**Task objective**
Your task is to write out the complete listing exactly as it is shown.

>>>

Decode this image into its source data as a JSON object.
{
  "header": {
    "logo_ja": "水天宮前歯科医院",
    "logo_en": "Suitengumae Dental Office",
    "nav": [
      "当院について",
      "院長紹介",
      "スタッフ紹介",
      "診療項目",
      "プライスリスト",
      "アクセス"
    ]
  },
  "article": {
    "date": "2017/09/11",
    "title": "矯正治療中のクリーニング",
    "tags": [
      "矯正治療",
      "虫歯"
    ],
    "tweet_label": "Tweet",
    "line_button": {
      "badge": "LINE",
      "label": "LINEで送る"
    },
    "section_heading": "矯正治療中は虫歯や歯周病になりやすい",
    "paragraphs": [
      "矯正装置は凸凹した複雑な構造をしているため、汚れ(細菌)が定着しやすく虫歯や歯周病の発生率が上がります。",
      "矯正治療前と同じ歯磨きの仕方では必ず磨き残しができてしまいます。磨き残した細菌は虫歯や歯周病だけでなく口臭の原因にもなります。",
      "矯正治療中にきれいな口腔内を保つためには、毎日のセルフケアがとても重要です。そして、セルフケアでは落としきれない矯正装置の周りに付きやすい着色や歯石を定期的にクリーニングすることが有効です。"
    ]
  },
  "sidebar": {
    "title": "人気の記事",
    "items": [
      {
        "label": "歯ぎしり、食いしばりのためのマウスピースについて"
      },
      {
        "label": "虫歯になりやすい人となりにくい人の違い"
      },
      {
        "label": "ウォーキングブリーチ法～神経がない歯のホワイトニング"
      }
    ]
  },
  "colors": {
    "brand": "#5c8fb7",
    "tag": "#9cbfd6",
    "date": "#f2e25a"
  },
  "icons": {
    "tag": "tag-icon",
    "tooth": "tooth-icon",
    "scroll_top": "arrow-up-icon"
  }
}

<<<

**Result of the task**
Decode this image into its source data as a JSON object.
{
  "header": {
    "logo_ja": "水天宮前歯科医院",
    "logo_en": "Suitengumae Dental Office",
    "nav": [
      "当院について",
      "院長紹介",
      "スタッフ紹介",
      "診療項目",
      "プライスリスト",
      "アクセス"
    ]
  },
  "article": {
    "date": "2017/09/11",
    "title": "矯正治療中のクリーニング",
    "tags": [
      "矯正治療",
      "虫歯"
    ],
    "tweet_label": "Tweet",
    "line_button": {
      "badge": "LINE",
      "label": "LINEで送る"
    },
    "section_heading": "矯正治療中は虫歯や歯周病になりやすい",
    "paragraphs": [
      "矯正装置は凸凹した複雑な構造をしているため、汚れ(細菌)が定着しやすく虫歯や歯周病の発生率が上がります。",
      "矯正治療前と同じ歯磨きの仕方では必ず磨き残しができてしまいます。磨き残した細菌は虫歯や歯周病だけでなく口臭の原因にもなります。",
      "矯正治療中にきれいな口腔内を保つためには、毎日のセルフケアがとても重要です。そして、セルフケアでは落としきれない矯正装置の周りに付きやすい着色や歯石を定期的にクリーニングすることが有効です。"
    ]
  },
  "sidebar": {
    "title": "人気の記事",
    "items": [
      {
        "label": "歯ぎしり、食いしばりのためのマウスピースについて"
      },
      {
        "label": "虫歯になりやすい人となりにくい人の違い"
      },
      {
        "label": "ウォーキングブリーチ法～神経がない歯のホワイトニング"
      }
    ]
  },
  "colors": {
    "brand": "#5c8fb7",
    "tag": "#9cbfd6",
    "date": "#f2e25a"
  },
  "icons": {
    "tag": "tag-icon",
    "tooth": "tooth-icon",
    "scroll_top": "arrow-up-icon"
  }
}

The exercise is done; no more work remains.